(Rows from a dataset)
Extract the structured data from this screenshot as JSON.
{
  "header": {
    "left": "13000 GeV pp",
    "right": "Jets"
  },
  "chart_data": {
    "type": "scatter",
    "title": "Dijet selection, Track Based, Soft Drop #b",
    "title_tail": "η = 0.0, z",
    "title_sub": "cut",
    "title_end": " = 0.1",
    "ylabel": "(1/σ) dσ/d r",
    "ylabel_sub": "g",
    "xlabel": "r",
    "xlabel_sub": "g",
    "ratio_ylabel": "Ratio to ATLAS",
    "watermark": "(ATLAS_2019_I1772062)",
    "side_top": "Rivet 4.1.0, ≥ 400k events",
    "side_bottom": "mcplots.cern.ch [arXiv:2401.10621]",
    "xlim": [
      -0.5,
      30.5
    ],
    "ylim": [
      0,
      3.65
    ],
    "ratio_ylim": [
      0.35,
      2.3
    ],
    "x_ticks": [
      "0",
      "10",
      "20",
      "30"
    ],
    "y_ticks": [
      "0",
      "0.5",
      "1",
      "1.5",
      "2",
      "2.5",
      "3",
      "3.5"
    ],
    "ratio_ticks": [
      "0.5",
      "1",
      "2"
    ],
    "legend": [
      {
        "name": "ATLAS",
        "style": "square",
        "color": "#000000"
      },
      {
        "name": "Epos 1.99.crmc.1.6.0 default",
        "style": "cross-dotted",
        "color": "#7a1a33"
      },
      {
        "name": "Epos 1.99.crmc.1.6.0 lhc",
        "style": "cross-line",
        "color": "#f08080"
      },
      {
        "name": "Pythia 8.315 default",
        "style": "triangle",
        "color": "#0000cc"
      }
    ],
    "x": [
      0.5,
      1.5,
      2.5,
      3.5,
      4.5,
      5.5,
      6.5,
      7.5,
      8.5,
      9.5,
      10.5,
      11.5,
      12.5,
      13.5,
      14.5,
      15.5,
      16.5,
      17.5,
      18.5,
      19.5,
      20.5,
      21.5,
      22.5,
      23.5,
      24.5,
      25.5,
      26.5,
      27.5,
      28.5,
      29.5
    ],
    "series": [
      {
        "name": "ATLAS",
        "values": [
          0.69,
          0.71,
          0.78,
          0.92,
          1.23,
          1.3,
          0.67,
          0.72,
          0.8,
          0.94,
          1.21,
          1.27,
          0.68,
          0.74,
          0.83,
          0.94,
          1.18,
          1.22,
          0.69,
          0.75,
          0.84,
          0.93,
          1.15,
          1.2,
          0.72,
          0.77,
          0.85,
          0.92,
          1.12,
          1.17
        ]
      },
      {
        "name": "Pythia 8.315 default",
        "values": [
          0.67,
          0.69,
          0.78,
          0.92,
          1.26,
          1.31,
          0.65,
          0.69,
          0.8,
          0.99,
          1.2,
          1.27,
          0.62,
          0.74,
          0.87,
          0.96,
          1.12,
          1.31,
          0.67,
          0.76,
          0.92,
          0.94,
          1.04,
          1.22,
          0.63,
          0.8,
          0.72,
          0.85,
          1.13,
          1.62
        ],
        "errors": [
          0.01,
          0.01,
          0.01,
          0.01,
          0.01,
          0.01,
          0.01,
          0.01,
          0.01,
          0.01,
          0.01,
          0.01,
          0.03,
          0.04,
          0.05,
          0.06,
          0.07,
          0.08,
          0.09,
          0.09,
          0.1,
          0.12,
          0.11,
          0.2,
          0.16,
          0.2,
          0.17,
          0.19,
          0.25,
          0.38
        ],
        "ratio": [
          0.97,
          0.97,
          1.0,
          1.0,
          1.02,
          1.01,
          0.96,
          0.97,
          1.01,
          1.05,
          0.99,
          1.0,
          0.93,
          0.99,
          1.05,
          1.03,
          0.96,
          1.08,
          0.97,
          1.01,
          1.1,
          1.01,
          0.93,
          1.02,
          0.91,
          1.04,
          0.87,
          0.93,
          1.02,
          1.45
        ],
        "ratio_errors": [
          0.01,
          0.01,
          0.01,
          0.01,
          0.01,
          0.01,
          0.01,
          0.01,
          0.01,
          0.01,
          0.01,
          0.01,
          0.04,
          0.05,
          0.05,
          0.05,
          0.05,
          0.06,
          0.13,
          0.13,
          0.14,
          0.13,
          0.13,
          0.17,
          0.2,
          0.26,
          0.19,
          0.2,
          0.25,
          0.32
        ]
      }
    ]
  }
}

...

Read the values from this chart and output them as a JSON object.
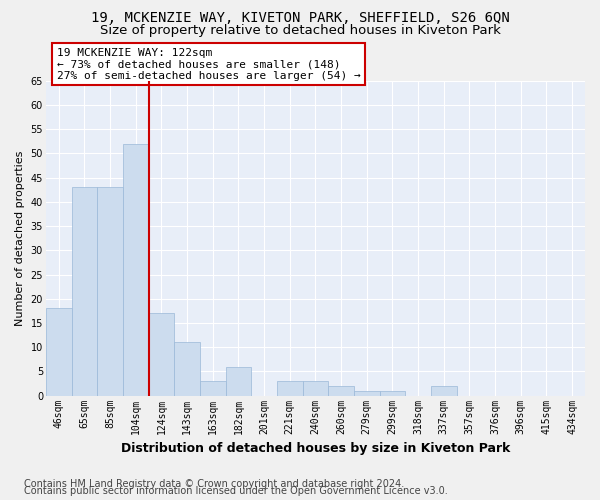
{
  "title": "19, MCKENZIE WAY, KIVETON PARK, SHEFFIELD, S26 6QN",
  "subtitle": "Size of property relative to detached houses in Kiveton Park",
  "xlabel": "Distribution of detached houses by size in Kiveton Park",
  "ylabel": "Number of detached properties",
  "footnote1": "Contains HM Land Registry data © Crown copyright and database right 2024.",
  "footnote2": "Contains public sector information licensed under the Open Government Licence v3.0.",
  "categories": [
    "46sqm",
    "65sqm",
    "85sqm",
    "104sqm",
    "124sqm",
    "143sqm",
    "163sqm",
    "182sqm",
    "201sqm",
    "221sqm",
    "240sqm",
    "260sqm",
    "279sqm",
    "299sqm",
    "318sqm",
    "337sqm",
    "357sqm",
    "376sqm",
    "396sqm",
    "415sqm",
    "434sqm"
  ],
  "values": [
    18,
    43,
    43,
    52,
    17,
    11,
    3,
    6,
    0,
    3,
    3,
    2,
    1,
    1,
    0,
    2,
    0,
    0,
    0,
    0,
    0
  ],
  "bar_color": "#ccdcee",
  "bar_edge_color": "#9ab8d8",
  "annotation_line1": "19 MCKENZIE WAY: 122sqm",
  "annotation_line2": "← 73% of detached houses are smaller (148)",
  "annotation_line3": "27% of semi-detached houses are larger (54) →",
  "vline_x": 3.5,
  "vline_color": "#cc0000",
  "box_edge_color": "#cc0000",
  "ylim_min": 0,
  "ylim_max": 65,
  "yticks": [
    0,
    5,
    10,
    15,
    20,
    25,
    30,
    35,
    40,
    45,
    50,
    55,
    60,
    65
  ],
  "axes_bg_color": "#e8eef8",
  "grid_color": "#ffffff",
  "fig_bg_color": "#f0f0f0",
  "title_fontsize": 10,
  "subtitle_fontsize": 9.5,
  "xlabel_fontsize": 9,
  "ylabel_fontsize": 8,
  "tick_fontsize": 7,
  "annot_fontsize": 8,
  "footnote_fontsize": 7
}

#### Task to complete
Gather every line from the entries above where the word "MCKENZIE" appears, and copy them.

#### Task solution
  "title": "19, MCKENZIE WAY, KIVETON PARK, SHEFFIELD, S26 6QN",
  "annotation_line1": "19 MCKENZIE WAY: 122sqm",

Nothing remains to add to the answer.